● OBJECTIVE
Restate every line of the material, word for word.

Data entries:
###

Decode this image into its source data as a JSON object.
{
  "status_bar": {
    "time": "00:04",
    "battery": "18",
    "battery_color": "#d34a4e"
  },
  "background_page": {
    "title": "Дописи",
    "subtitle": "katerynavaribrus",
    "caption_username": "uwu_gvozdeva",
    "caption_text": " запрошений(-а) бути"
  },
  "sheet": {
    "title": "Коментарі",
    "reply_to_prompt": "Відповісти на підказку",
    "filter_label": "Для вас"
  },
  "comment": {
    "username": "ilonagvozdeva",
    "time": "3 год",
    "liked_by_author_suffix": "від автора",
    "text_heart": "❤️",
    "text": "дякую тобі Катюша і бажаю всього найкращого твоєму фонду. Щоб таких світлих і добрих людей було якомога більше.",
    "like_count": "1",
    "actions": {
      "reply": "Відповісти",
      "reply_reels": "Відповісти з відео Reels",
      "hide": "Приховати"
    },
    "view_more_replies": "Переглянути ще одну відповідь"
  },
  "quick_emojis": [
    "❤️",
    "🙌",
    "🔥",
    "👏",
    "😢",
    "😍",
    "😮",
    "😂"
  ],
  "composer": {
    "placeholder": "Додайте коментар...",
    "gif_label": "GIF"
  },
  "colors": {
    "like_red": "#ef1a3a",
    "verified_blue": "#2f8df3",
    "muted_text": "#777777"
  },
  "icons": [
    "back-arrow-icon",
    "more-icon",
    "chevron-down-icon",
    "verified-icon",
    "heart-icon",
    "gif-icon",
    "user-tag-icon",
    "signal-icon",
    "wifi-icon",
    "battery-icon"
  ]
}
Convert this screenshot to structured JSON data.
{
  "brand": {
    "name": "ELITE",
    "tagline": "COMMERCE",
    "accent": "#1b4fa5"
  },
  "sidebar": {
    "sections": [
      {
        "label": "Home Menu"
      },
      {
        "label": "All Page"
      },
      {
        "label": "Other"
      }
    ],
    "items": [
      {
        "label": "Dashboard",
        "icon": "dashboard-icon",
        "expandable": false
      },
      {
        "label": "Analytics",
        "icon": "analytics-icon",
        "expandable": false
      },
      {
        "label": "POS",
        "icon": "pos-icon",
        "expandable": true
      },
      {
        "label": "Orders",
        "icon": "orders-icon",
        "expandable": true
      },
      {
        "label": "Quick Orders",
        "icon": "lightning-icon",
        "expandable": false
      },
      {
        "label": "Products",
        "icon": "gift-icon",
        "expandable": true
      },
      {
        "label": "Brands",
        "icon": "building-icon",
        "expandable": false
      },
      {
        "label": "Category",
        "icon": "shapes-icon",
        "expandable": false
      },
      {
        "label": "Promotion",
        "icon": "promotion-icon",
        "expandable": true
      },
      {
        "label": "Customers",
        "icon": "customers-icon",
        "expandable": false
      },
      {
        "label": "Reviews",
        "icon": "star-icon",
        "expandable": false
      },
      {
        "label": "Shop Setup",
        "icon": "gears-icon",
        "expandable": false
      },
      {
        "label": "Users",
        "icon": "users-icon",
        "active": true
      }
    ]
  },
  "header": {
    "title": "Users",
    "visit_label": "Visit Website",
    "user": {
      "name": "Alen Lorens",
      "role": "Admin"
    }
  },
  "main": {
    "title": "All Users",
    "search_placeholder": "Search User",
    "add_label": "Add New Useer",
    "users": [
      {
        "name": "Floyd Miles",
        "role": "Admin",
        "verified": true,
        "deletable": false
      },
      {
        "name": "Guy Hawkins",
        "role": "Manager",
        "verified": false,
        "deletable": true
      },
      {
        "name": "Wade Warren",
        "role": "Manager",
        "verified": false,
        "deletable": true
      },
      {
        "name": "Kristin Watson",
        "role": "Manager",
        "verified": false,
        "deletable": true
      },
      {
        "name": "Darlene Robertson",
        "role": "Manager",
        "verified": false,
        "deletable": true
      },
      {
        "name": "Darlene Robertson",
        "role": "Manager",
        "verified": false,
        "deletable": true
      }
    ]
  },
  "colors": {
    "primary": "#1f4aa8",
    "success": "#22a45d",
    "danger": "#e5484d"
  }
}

###

● ANSWER TO THIS TASK
Decode this image into its source data as a JSON object.
{
  "status_bar": {
    "time": "00:04",
    "battery": "18",
    "battery_color": "#d34a4e"
  },
  "background_page": {
    "title": "Дописи",
    "subtitle": "katerynavaribrus",
    "caption_username": "uwu_gvozdeva",
    "caption_text": " запрошений(-а) бути"
  },
  "sheet": {
    "title": "Коментарі",
    "reply_to_prompt": "Відповісти на підказку",
    "filter_label": "Для вас"
  },
  "comment": {
    "username": "ilonagvozdeva",
    "time": "3 год",
    "liked_by_author_suffix": "від автора",
    "text_heart": "❤️",
    "text": "дякую тобі Катюша і бажаю всього найкращого твоєму фонду. Щоб таких світлих і добрих людей було якомога більше.",
    "like_count": "1",
    "actions": {
      "reply": "Відповісти",
      "reply_reels": "Відповісти з відео Reels",
      "hide": "Приховати"
    },
    "view_more_replies": "Переглянути ще одну відповідь"
  },
  "quick_emojis": [
    "❤️",
    "🙌",
    "🔥",
    "👏",
    "😢",
    "😍",
    "😮",
    "😂"
  ],
  "composer": {
    "placeholder": "Додайте коментар...",
    "gif_label": "GIF"
  },
  "colors": {
    "like_red": "#ef1a3a",
    "verified_blue": "#2f8df3",
    "muted_text": "#777777"
  },
  "icons": [
    "back-arrow-icon",
    "more-icon",
    "chevron-down-icon",
    "verified-icon",
    "heart-icon",
    "gif-icon",
    "user-tag-icon",
    "signal-icon",
    "wifi-icon",
    "battery-icon"
  ]
}
Convert this screenshot to structured JSON data.
{
  "brand": {
    "name": "ELITE",
    "tagline": "COMMERCE",
    "accent": "#1b4fa5"
  },
  "sidebar": {
    "sections": [
      {
        "label": "Home Menu"
      },
      {
        "label": "All Page"
      },
      {
        "label": "Other"
      }
    ],
    "items": [
      {
        "label": "Dashboard",
        "icon": "dashboard-icon",
        "expandable": false
      },
      {
        "label": "Analytics",
        "icon": "analytics-icon",
        "expandable": false
      },
      {
        "label": "POS",
        "icon": "pos-icon",
        "expandable": true
      },
      {
        "label": "Orders",
        "icon": "orders-icon",
        "expandable": true
      },
      {
        "label": "Quick Orders",
        "icon": "lightning-icon",
        "expandable": false
      },
      {
        "label": "Products",
        "icon": "gift-icon",
        "expandable": true
      },
      {
        "label": "Brands",
        "icon": "building-icon",
        "expandable": false
      },
      {
        "label": "Category",
        "icon": "shapes-icon",
        "expandable": false
      },
      {
        "label": "Promotion",
        "icon": "promotion-icon",
        "expandable": true
      },
      {
        "label": "Customers",
        "icon": "customers-icon",
        "expandable": false
      },
      {
        "label": "Reviews",
        "icon": "star-icon",
        "expandable": false
      },
      {
        "label": "Shop Setup",
        "icon": "gears-icon",
        "expandable": false
      },
      {
        "label": "Users",
        "icon": "users-icon",
        "active": true
      }
    ]
  },
  "header": {
    "title": "Users",
    "visit_label": "Visit Website",
    "user": {
      "name": "Alen Lorens",
      "role": "Admin"
    }
  },
  "main": {
    "title": "All Users",
    "search_placeholder": "Search User",
    "add_label": "Add New Useer",
    "users": [
      {
        "name": "Floyd Miles",
        "role": "Admin",
        "verified": true,
        "deletable": false
      },
      {
        "name": "Guy Hawkins",
        "role": "Manager",
        "verified": false,
        "deletable": true
      },
      {
        "name": "Wade Warren",
        "role": "Manager",
        "verified": false,
        "deletable": true
      },
      {
        "name": "Kristin Watson",
        "role": "Manager",
        "verified": false,
        "deletable": true
      },
      {
        "name": "Darlene Robertson",
        "role": "Manager",
        "verified": false,
        "deletable": true
      },
      {
        "name": "Darlene Robertson",
        "role": "Manager",
        "verified": false,
        "deletable": true
      }
    ]
  },
  "colors": {
    "primary": "#1f4aa8",
    "success": "#22a45d",
    "danger": "#e5484d"
  }
}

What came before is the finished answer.